* Begin *

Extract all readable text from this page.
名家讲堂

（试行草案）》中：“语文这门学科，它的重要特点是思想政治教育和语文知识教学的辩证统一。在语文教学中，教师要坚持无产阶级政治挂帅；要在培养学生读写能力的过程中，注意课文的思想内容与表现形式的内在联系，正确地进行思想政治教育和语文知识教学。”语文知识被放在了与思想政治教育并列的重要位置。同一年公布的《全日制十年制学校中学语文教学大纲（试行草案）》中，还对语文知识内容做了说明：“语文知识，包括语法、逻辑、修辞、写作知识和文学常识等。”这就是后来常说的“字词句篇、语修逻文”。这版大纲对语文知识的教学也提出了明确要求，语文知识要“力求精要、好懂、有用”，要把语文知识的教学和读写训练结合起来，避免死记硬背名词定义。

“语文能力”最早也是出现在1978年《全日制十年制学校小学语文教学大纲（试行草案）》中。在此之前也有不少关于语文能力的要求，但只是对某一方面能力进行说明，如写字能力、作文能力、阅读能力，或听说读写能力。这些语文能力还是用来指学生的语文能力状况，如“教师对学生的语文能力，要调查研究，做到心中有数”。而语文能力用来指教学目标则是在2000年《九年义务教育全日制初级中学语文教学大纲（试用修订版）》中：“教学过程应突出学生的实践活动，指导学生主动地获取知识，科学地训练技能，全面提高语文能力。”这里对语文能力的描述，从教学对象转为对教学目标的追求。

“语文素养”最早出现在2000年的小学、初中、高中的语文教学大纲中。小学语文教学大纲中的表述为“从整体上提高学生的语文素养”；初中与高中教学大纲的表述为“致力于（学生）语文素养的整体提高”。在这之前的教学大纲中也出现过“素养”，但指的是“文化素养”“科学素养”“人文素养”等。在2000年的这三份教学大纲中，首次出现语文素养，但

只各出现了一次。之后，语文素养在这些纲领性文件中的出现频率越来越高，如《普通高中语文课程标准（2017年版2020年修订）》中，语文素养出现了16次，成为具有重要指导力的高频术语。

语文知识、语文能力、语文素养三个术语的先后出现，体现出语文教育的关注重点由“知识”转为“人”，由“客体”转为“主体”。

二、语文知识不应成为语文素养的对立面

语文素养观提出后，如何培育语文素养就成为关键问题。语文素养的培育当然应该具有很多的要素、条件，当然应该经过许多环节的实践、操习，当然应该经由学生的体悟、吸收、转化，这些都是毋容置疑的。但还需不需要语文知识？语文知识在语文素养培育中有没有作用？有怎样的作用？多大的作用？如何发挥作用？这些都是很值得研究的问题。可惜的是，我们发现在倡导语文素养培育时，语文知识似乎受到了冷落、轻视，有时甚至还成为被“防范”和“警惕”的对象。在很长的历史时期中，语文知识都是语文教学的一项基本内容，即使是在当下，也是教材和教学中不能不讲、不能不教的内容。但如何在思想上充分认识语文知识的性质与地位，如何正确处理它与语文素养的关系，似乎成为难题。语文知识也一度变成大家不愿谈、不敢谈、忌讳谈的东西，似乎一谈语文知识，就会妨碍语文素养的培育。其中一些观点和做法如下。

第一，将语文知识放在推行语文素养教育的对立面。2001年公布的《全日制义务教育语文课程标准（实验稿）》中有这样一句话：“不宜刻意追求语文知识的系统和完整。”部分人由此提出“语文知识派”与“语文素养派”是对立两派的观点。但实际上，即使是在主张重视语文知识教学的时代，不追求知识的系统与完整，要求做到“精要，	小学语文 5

* End *

REQUIREMENTS = Extract every line that has the string "语文能力" in it.

RESULT FOR THIS TASK =
“语文能力”最早也是出现在1978年《全日制十年制学校小学语文教学大纲（试行草案）》中。在此之前也有不少关于语文能力的要求，但只是对某一方面能力进行说明，如写字能力、作文能力、阅读能力，或听说读写能力。这些语文能力还是用来指学生的语文能力状况，如“教师对学生的语文能力，要调查研究，做到心中有数”。而语文能力用来指教学目标则是在2000年《九年义务教育全日制初级中学语文教学大纲（试用修订版）》中：“教学过程应突出学生的实践活动，指导学生主动地获取知识，科学地训练技能，全面提高语文能力。”这里对语文能力的描述，从教学对象转为对教学目标的追求。
语文知识、语文能力、语文素养三个术语的先后出现，体现出语文教育的关注重点由“知识”转为“人”，由“客体”转为“主体”。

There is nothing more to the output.